## Problem details
Pick out each line containing the string "icon" and copy it.

## Records supplied
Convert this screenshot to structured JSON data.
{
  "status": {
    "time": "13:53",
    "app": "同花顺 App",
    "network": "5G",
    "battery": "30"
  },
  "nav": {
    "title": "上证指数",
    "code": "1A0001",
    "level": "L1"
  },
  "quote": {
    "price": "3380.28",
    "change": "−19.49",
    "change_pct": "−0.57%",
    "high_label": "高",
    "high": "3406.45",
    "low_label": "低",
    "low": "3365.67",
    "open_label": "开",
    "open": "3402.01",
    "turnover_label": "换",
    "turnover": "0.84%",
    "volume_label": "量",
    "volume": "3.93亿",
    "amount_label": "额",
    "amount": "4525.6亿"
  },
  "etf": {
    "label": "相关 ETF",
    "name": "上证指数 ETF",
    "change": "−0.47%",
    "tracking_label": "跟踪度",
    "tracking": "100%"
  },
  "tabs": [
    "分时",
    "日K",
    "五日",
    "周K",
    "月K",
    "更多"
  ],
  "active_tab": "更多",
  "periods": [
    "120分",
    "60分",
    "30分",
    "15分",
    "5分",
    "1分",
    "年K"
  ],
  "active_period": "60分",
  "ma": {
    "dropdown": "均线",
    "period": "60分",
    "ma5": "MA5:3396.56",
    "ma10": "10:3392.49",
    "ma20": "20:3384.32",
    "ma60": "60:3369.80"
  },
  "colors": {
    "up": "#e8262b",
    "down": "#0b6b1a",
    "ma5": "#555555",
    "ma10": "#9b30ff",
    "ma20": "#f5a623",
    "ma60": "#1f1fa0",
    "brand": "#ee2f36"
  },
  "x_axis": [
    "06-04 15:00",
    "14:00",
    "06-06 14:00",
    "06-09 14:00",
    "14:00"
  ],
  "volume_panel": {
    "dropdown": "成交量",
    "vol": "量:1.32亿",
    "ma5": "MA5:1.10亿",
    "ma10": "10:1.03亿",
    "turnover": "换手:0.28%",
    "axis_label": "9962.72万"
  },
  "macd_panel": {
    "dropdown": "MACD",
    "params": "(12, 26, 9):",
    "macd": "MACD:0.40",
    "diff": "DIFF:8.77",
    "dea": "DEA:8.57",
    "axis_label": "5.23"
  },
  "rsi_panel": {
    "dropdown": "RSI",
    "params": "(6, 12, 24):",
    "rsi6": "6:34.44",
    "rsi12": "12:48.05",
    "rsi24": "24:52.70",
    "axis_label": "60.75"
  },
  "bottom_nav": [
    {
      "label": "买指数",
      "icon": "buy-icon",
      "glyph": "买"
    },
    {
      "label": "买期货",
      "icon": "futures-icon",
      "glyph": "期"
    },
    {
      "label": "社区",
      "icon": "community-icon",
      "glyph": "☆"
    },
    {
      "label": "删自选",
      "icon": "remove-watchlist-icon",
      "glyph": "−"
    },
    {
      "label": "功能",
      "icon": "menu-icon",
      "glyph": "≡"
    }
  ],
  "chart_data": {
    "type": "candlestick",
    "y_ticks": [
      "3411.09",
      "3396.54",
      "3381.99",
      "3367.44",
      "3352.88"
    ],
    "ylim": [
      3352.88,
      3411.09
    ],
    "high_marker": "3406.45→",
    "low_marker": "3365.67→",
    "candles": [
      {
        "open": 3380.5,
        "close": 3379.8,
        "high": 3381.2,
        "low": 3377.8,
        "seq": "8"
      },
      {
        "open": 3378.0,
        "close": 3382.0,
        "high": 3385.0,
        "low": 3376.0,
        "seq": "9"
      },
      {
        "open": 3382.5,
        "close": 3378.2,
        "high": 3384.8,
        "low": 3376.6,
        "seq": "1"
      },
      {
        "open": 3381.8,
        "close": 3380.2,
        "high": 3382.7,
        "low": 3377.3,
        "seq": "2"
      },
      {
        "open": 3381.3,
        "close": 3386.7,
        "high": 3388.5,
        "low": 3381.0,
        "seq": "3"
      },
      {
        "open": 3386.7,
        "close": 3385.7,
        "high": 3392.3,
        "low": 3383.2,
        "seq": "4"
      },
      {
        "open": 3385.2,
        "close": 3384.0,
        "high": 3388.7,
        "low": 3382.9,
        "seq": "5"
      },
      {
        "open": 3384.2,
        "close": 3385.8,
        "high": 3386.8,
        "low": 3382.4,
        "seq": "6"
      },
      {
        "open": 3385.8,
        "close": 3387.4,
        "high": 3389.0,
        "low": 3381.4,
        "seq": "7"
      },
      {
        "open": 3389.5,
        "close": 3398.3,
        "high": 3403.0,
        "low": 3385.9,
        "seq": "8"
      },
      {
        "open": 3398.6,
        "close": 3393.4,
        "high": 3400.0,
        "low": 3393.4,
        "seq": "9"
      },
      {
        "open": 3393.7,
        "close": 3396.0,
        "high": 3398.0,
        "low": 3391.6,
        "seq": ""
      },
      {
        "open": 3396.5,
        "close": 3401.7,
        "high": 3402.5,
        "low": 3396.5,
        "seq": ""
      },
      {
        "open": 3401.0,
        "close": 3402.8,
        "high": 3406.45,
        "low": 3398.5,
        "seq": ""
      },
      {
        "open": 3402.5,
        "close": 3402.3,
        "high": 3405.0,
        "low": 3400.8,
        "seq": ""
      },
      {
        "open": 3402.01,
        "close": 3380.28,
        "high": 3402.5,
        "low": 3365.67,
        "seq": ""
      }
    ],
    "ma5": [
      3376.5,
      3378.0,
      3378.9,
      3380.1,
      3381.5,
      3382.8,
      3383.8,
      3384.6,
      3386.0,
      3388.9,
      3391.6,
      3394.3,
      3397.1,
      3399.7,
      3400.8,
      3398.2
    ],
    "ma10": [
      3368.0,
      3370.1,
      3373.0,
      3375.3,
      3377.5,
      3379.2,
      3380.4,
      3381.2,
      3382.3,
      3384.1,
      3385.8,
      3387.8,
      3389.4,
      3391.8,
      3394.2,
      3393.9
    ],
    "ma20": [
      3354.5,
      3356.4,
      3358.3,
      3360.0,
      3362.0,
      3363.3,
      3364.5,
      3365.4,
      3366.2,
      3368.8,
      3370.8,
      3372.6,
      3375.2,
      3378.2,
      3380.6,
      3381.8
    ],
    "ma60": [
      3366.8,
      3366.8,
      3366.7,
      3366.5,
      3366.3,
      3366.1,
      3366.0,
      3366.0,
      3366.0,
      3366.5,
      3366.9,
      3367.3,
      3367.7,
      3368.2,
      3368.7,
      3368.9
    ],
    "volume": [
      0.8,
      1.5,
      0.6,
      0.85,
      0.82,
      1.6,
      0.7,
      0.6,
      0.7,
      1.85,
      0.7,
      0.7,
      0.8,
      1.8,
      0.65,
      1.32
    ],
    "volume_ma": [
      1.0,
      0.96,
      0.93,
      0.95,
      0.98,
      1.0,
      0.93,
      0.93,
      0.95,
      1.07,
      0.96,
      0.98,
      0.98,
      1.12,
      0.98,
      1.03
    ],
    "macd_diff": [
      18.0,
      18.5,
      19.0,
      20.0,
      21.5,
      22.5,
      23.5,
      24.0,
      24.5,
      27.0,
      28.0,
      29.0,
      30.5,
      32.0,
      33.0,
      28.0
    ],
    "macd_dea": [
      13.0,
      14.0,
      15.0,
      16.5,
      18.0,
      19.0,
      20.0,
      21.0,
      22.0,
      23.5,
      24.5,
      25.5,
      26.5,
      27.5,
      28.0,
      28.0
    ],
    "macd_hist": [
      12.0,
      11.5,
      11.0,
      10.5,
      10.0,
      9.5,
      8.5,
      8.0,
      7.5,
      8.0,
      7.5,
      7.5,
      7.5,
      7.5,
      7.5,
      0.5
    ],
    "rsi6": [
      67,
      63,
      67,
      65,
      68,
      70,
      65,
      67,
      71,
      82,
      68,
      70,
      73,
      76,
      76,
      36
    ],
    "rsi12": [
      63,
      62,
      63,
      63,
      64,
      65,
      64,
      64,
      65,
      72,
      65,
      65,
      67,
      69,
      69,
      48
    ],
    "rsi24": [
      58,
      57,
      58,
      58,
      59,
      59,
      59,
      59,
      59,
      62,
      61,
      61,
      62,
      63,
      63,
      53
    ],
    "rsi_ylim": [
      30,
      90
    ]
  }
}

## Written response
      "icon": "buy-icon",
      "icon": "futures-icon",
      "icon": "community-icon",
      "icon": "remove-watchlist-icon",
      "icon": "menu-icon",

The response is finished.